| Data supplied |
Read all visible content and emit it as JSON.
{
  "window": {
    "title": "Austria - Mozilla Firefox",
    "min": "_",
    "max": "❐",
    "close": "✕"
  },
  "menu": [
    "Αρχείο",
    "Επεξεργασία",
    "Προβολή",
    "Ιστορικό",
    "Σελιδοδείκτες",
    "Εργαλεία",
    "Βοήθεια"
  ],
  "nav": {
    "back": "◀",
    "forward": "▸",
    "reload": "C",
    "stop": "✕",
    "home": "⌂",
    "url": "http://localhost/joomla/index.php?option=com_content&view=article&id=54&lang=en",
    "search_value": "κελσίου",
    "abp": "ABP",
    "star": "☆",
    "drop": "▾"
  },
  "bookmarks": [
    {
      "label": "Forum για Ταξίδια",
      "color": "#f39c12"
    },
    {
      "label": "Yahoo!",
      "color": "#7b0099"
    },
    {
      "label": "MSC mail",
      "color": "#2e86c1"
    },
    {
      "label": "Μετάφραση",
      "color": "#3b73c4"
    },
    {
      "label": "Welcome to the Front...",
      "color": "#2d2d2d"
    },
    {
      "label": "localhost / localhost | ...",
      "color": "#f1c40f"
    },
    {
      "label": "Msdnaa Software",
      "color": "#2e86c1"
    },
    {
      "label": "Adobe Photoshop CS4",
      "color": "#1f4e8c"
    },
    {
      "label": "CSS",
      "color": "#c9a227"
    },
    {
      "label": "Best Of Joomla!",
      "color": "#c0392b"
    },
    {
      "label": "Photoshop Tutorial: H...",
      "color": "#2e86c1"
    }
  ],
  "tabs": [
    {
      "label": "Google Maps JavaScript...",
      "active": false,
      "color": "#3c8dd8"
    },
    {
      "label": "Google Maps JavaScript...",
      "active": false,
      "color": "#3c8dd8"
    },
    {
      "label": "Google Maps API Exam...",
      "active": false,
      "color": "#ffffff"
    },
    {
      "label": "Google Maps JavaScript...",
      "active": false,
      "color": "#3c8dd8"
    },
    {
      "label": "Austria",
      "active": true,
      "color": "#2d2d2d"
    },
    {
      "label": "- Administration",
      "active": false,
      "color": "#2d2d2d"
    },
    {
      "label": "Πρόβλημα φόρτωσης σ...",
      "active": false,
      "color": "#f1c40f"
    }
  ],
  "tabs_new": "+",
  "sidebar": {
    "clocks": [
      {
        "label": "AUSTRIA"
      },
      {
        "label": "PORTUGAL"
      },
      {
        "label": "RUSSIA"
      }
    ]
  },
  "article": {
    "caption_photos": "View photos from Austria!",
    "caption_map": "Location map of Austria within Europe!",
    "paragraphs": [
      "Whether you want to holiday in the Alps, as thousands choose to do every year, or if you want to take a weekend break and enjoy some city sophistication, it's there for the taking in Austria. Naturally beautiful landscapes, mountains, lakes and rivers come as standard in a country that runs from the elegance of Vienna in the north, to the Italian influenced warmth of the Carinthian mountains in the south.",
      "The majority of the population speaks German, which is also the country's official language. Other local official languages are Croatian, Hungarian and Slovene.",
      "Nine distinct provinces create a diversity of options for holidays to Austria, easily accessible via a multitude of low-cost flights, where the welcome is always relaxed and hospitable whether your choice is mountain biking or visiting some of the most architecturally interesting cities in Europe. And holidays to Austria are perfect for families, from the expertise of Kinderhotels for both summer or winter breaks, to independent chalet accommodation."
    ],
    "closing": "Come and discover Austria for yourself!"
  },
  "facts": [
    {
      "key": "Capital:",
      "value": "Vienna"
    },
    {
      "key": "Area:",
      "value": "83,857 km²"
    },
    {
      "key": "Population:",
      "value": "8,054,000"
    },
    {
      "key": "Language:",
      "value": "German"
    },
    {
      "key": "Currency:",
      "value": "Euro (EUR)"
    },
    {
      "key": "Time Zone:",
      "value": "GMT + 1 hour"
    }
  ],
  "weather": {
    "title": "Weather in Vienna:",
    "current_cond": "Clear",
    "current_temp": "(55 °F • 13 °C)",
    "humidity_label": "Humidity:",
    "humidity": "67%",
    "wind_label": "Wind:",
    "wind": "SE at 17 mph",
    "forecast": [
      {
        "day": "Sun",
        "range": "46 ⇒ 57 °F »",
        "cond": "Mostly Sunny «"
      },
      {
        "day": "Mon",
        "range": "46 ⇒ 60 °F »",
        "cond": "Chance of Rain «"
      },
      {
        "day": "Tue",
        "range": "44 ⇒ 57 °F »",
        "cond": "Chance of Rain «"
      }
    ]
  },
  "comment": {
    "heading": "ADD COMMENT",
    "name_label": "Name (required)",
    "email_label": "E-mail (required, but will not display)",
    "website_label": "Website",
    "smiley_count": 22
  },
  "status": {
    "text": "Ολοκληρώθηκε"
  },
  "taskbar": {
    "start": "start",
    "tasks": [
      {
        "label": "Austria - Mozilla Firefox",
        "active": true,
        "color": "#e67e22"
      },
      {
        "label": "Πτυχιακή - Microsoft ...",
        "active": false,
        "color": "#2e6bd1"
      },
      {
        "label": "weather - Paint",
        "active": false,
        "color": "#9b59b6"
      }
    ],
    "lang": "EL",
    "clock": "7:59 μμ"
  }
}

| Your task |
A number is the only answer here: how many lines of the material above contain "localhost"?

| The completed task |
2